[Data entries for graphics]
• • • • •

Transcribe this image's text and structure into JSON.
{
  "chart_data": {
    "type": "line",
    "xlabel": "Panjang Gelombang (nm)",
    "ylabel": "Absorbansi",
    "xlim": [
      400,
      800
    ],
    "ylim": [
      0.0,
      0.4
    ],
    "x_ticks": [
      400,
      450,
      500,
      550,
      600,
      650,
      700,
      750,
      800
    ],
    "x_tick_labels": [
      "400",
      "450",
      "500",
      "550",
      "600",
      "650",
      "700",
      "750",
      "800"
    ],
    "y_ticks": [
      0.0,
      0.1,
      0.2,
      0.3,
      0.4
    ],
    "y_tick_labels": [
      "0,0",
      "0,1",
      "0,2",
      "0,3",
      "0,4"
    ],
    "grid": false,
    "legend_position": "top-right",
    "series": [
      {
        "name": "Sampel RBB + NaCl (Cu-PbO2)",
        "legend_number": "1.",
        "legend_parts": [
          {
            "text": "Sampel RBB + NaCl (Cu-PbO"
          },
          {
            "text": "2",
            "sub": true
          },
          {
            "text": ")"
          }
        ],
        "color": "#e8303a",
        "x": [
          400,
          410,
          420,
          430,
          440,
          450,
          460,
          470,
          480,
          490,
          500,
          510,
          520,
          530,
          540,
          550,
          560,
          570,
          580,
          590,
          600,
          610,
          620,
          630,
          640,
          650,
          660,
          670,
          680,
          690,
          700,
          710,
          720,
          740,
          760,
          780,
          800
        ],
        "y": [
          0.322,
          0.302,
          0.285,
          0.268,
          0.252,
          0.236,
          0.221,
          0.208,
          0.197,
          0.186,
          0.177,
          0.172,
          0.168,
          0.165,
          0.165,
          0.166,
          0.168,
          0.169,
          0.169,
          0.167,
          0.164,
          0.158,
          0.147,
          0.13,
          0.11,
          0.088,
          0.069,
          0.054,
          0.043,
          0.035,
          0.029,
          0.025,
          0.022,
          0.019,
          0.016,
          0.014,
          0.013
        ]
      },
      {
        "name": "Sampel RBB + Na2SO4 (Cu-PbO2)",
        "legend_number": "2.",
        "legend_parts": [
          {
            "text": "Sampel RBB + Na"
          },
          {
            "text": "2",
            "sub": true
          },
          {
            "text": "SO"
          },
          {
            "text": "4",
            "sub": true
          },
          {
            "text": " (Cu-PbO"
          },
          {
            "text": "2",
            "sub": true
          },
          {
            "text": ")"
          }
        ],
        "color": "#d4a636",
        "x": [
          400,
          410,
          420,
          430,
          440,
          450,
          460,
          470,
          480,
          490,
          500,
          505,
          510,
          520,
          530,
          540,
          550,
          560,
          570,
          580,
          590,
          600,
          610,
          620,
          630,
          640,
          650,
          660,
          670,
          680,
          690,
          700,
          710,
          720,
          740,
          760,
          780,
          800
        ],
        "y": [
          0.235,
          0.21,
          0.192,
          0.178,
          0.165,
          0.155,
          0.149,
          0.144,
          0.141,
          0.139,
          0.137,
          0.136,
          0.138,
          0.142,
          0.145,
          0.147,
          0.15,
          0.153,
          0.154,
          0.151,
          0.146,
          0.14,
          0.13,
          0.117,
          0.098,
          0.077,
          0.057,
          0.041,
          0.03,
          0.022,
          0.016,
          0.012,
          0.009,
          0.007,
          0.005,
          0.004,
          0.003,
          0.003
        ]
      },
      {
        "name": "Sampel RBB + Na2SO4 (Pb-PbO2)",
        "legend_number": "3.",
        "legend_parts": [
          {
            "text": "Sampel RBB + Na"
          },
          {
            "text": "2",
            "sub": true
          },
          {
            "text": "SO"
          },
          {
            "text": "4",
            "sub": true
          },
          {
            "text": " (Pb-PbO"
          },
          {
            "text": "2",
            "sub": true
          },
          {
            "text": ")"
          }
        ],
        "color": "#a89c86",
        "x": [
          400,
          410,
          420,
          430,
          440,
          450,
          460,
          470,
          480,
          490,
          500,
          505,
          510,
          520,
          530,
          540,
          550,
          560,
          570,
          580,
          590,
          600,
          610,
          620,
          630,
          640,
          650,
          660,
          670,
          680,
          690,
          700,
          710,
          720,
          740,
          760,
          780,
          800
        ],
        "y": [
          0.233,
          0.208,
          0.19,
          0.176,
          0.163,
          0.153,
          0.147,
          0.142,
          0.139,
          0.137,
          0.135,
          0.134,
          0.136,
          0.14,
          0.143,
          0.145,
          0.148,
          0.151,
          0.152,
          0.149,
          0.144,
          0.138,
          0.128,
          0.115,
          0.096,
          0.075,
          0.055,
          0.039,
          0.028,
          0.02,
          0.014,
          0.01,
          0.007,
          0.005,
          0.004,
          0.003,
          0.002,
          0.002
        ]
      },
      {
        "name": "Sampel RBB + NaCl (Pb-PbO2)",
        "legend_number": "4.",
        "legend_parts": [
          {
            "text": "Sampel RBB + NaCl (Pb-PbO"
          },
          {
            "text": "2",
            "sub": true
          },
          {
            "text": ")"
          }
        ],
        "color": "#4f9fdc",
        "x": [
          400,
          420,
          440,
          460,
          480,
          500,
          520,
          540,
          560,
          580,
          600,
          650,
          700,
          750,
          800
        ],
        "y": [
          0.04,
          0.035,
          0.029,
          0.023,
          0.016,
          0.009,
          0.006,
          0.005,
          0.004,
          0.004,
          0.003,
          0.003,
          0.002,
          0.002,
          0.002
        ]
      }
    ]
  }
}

• • • • •

(Aim)
Output all preceding records character for character.

(Task output)
Transcribe this image's text and structure into JSON.
{
  "chart_data": {
    "type": "line",
    "xlabel": "Panjang Gelombang (nm)",
    "ylabel": "Absorbansi",
    "xlim": [
      400,
      800
    ],
    "ylim": [
      0.0,
      0.4
    ],
    "x_ticks": [
      400,
      450,
      500,
      550,
      600,
      650,
      700,
      750,
      800
    ],
    "x_tick_labels": [
      "400",
      "450",
      "500",
      "550",
      "600",
      "650",
      "700",
      "750",
      "800"
    ],
    "y_ticks": [
      0.0,
      0.1,
      0.2,
      0.3,
      0.4
    ],
    "y_tick_labels": [
      "0,0",
      "0,1",
      "0,2",
      "0,3",
      "0,4"
    ],
    "grid": false,
    "legend_position": "top-right",
    "series": [
      {
        "name": "Sampel RBB + NaCl (Cu-PbO2)",
        "legend_number": "1.",
        "legend_parts": [
          {
            "text": "Sampel RBB + NaCl (Cu-PbO"
          },
          {
            "text": "2",
            "sub": true
          },
          {
            "text": ")"
          }
        ],
        "color": "#e8303a",
        "x": [
          400,
          410,
          420,
          430,
          440,
          450,
          460,
          470,
          480,
          490,
          500,
          510,
          520,
          530,
          540,
          550,
          560,
          570,
          580,
          590,
          600,
          610,
          620,
          630,
          640,
          650,
          660,
          670,
          680,
          690,
          700,
          710,
          720,
          740,
          760,
          780,
          800
        ],
        "y": [
          0.322,
          0.302,
          0.285,
          0.268,
          0.252,
          0.236,
          0.221,
          0.208,
          0.197,
          0.186,
          0.177,
          0.172,
          0.168,
          0.165,
          0.165,
          0.166,
          0.168,
          0.169,
          0.169,
          0.167,
          0.164,
          0.158,
          0.147,
          0.13,
          0.11,
          0.088,
          0.069,
          0.054,
          0.043,
          0.035,
          0.029,
          0.025,
          0.022,
          0.019,
          0.016,
          0.014,
          0.013
        ]
      },
      {
        "name": "Sampel RBB + Na2SO4 (Cu-PbO2)",
        "legend_number": "2.",
        "legend_parts": [
          {
            "text": "Sampel RBB + Na"
          },
          {
            "text": "2",
            "sub": true
          },
          {
            "text": "SO"
          },
          {
            "text": "4",
            "sub": true
          },
          {
            "text": " (Cu-PbO"
          },
          {
            "text": "2",
            "sub": true
          },
          {
            "text": ")"
          }
        ],
        "color": "#d4a636",
        "x": [
          400,
          410,
          420,
          430,
          440,
          450,
          460,
          470,
          480,
          490,
          500,
          505,
          510,
          520,
          530,
          540,
          550,
          560,
          570,
          580,
          590,
          600,
          610,
          620,
          630,
          640,
          650,
          660,
          670,
          680,
          690,
          700,
          710,
          720,
          740,
          760,
          780,
          800
        ],
        "y": [
          0.235,
          0.21,
          0.192,
          0.178,
          0.165,
          0.155,
          0.149,
          0.144,
          0.141,
          0.139,
          0.137,
          0.136,
          0.138,
          0.142,
          0.145,
          0.147,
          0.15,
          0.153,
          0.154,
          0.151,
          0.146,
          0.14,
          0.13,
          0.117,
          0.098,
          0.077,
          0.057,
          0.041,
          0.03,
          0.022,
          0.016,
          0.012,
          0.009,
          0.007,
          0.005,
          0.004,
          0.003,
          0.003
        ]
      },
      {
        "name": "Sampel RBB + Na2SO4 (Pb-PbO2)",
        "legend_number": "3.",
        "legend_parts": [
          {
            "text": "Sampel RBB + Na"
          },
          {
            "text": "2",
            "sub": true
          },
          {
            "text": "SO"
          },
          {
            "text": "4",
            "sub": true
          },
          {
            "text": " (Pb-PbO"
          },
          {
            "text": "2",
            "sub": true
          },
          {
            "text": ")"
          }
        ],
        "color": "#a89c86",
        "x": [
          400,
          410,
          420,
          430,
          440,
          450,
          460,
          470,
          480,
          490,
          500,
          505,
          510,
          520,
          530,
          540,
          550,
          560,
          570,
          580,
          590,
          600,
          610,
          620,
          630,
          640,
          650,
          660,
          670,
          680,
          690,
          700,
          710,
          720,
          740,
          760,
          780,
          800
        ],
        "y": [
          0.233,
          0.208,
          0.19,
          0.176,
          0.163,
          0.153,
          0.147,
          0.142,
          0.139,
          0.137,
          0.135,
          0.134,
          0.136,
          0.14,
          0.143,
          0.145,
          0.148,
          0.151,
          0.152,
          0.149,
          0.144,
          0.138,
          0.128,
          0.115,
          0.096,
          0.075,
          0.055,
          0.039,
          0.028,
          0.02,
          0.014,
          0.01,
          0.007,
          0.005,
          0.004,
          0.003,
          0.002,
          0.002
        ]
      },
      {
        "name": "Sampel RBB + NaCl (Pb-PbO2)",
        "legend_number": "4.",
        "legend_parts": [
          {
            "text": "Sampel RBB + NaCl (Pb-PbO"
          },
          {
            "text": "2",
            "sub": true
          },
          {
            "text": ")"
          }
        ],
        "color": "#4f9fdc",
        "x": [
          400,
          420,
          440,
          460,
          480,
          500,
          520,
          540,
          560,
          580,
          600,
          650,
          700,
          750,
          800
        ],
        "y": [
          0.04,
          0.035,
          0.029,
          0.023,
          0.016,
          0.009,
          0.006,
          0.005,
          0.004,
          0.004,
          0.003,
          0.003,
          0.002,
          0.002,
          0.002
        ]
      }
    ]
  }
}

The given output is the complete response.